Search the records for the string "fever" and return each line that has it.
◇ ◇ ◇ ◇
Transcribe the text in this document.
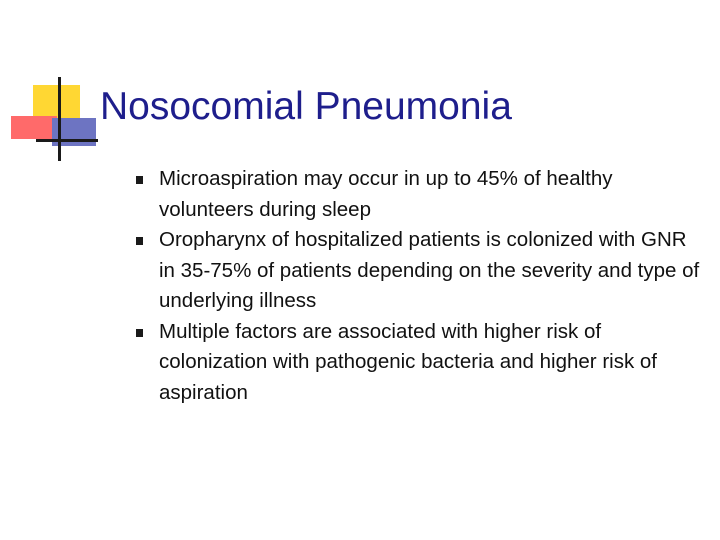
Nosocomial Pneumonia
Microaspiration may occur in up to 45% of healthy volunteers during sleep
Oropharynx of hospitalized patients is colonized with GNR in 35-75% of patients depending on the severity and type of underlying illness
Multiple factors are associated with higher risk of colonization with pathogenic bacteria and higher risk of aspiration
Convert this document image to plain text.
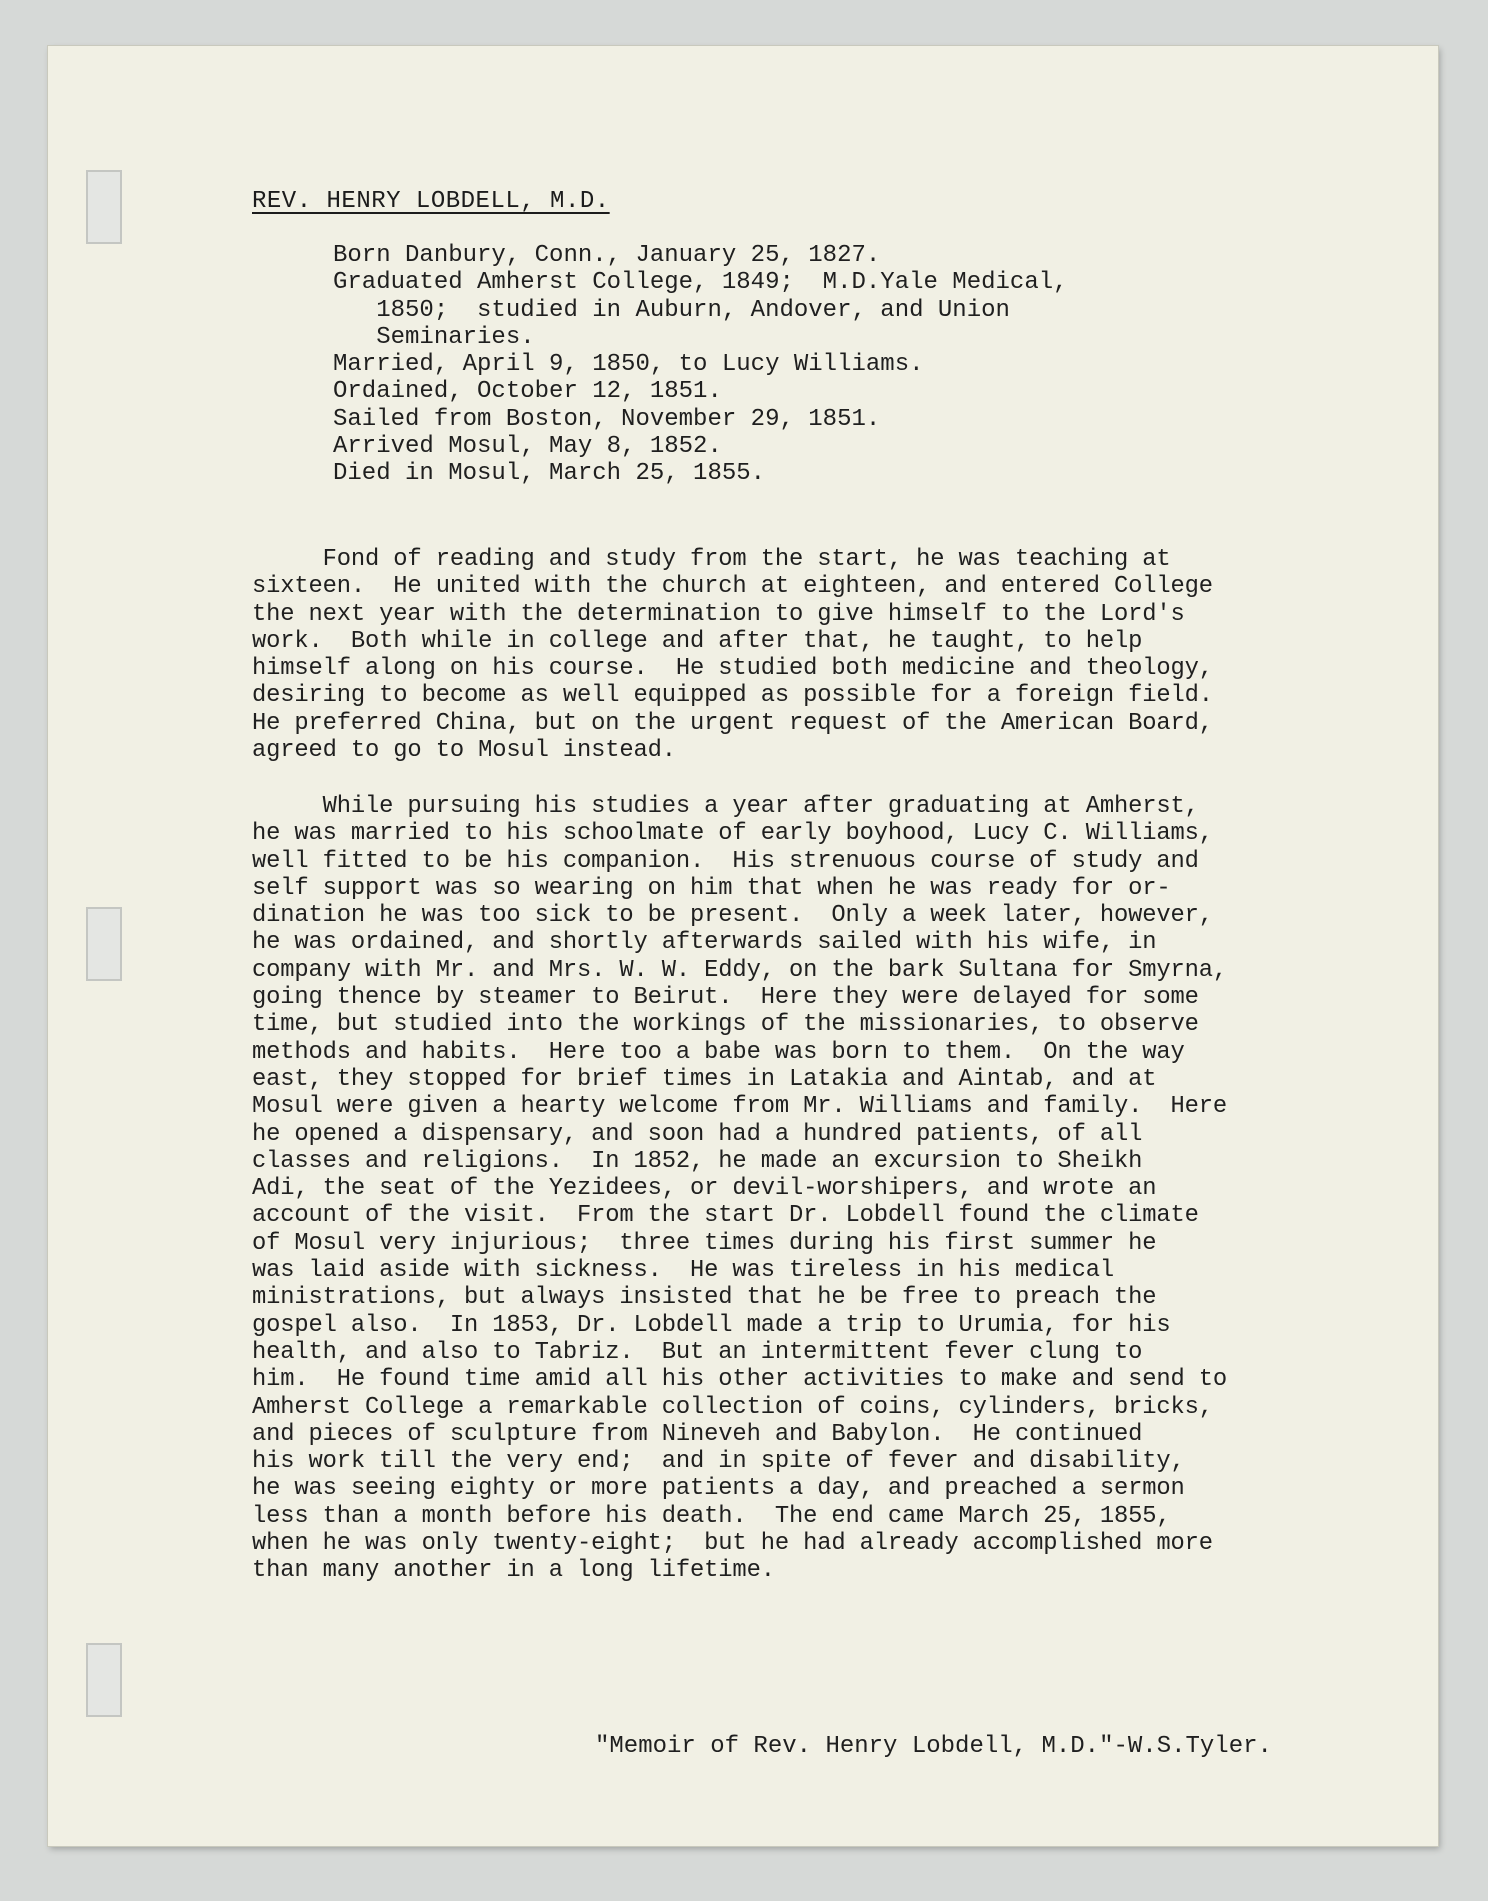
REV. HENRY LOBDELL, M.D.
Born Danbury, Conn., January 25, 1827.
Graduated Amherst College, 1849;  M.D.Yale Medical,
1850;  studied in Auburn, Andover, and Union
Seminaries.
Married, April 9, 1850, to Lucy Williams.
Ordained, October 12, 1851.
Sailed from Boston, November 29, 1851.
Arrived Mosul, May 8, 1852.
Died in Mosul, March 25, 1855.
Fond of reading and study from the start, he was teaching at
sixteen.  He united with the church at eighteen, and entered College
the next year with the determination to give himself to the Lord's
work.  Both while in college and after that, he taught, to help
himself along on his course.  He studied both medicine and theology,
desiring to become as well equipped as possible for a foreign field.
He preferred China, but on the urgent request of the American Board,
agreed to go to Mosul instead.
While pursuing his studies a year after graduating at Amherst,
he was married to his schoolmate of early boyhood, Lucy C. Williams,
well fitted to be his companion.  His strenuous course of study and
self support was so wearing on him that when he was ready for or-
dination he was too sick to be present.  Only a week later, however,
he was ordained, and shortly afterwards sailed with his wife, in
company with Mr. and Mrs. W. W. Eddy, on the bark Sultana for Smyrna,
going thence by steamer to Beirut.  Here they were delayed for some
time, but studied into the workings of the missionaries, to observe
methods and habits.  Here too a babe was born to them.  On the way
east, they stopped for brief times in Latakia and Aintab, and at
Mosul were given a hearty welcome from Mr. Williams and family.  Here
he opened a dispensary, and soon had a hundred patients, of all
classes and religions.  In 1852, he made an excursion to Sheikh
Adi, the seat of the Yezidees, or devil-worshipers, and wrote an
account of the visit.  From the start Dr. Lobdell found the climate
of Mosul very injurious;  three times during his first summer he
was laid aside with sickness.  He was tireless in his medical
ministrations, but always insisted that he be free to preach the
gospel also.  In 1853, Dr. Lobdell made a trip to Urumia, for his
health, and also to Tabriz.  But an intermittent fever clung to
him.  He found time amid all his other activities to make and send to
Amherst College a remarkable collection of coins, cylinders, bricks,
and pieces of sculpture from Nineveh and Babylon.  He continued
his work till the very end;  and in spite of fever and disability,
he was seeing eighty or more patients a day, and preached a sermon
less than a month before his death.  The end came March 25, 1855,
when he was only twenty-eight;  but he had already accomplished more
than many another in a long lifetime.
"Memoir of Rev. Henry Lobdell, M.D."-W.S.Tyler.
◇ ◇ ◇ ◇
* **Output of the task**:
health, and also to Tabriz.  But an intermittent fever clung to
his work till the very end;  and in spite of fever and disability,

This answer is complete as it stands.